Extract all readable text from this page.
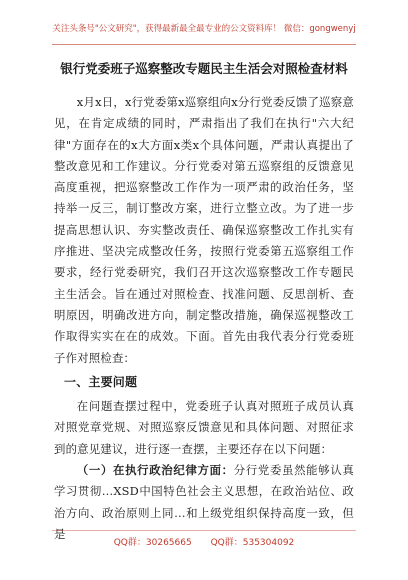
关注头条号"公文研究"，获得最新最全最专业的公文资料库！ 微信：gongwenyj
银行党委班子巡察整改专题民主生活会对照检查材料

x月x日，x行党委第x巡察组向x分行党委反馈了巡察意见，在肯定成绩的同时，严肃指出了我们在执行"六大纪律"方面存在的x大方面x类x个具体问题，严肃认真提出了整改意见和工作建议。分行党委对第五巡察组的反馈意见高度重视，把巡察整改工作作为一项严肃的政治任务，坚持举一反三，制订整改方案，进行立整立改。为了进一步提高思想认识、夯实整改责任、确保巡察整改工作扎实有序推进、坚决完成整改任务，按照行党委第五巡察组工作要求，经行党委研究，我们召开这次巡察整改工作专题民主生活会。旨在通过对照检查、找准问题、反思剖析、查明原因，明确改进方向，制定整改措施，确保巡视整改工作取得实实在在的成效。下面。首先由我代表分行党委班子作对照检查：

一、主要问题

在问题查摆过程中，党委班子认真对照班子成员认真对照党章党规、对照巡察反馈意见和具体问题、对照征求到的意见建议，进行逐一查摆，主要还存在以下问题：

（一）在执行政治纪律方面：分行党委虽然能够认真学习贯彻…XSD中国特色社会主义思想，在政治站位、政治方向、政治原则上同…和上级党组织保持高度一致，但是

QQ群：30265665 QQ群：535304092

* _EXERCISE REQUIREMENTS_: Transcribe the preceding listing in its entirety and with exact wording, leaving out pictures.

* _RESPONSE TO THIS EXERCISE_:
Extract all readable text from this page.
关注头条号"公文研究"，获得最新最全最专业的公文资料库！ 微信：gongwenyj
银行党委班子巡察整改专题民主生活会对照检查材料

x月x日，x行党委第x巡察组向x分行党委反馈了巡察意见，在肯定成绩的同时，严肃指出了我们在执行"六大纪律"方面存在的x大方面x类x个具体问题，严肃认真提出了整改意见和工作建议。分行党委对第五巡察组的反馈意见高度重视，把巡察整改工作作为一项严肃的政治任务，坚持举一反三，制订整改方案，进行立整立改。为了进一步提高思想认识、夯实整改责任、确保巡察整改工作扎实有序推进、坚决完成整改任务，按照行党委第五巡察组工作要求，经行党委研究，我们召开这次巡察整改工作专题民主生活会。旨在通过对照检查、找准问题、反思剖析、查明原因，明确改进方向，制定整改措施，确保巡视整改工作取得实实在在的成效。下面。首先由我代表分行党委班子作对照检查：

一、主要问题

在问题查摆过程中，党委班子认真对照班子成员认真对照党章党规、对照巡察反馈意见和具体问题、对照征求到的意见建议，进行逐一查摆，主要还存在以下问题：

（一）在执行政治纪律方面：分行党委虽然能够认真学习贯彻…XSD中国特色社会主义思想，在政治站位、政治方向、政治原则上同…和上级党组织保持高度一致，但是

QQ群：30265665 QQ群：535304092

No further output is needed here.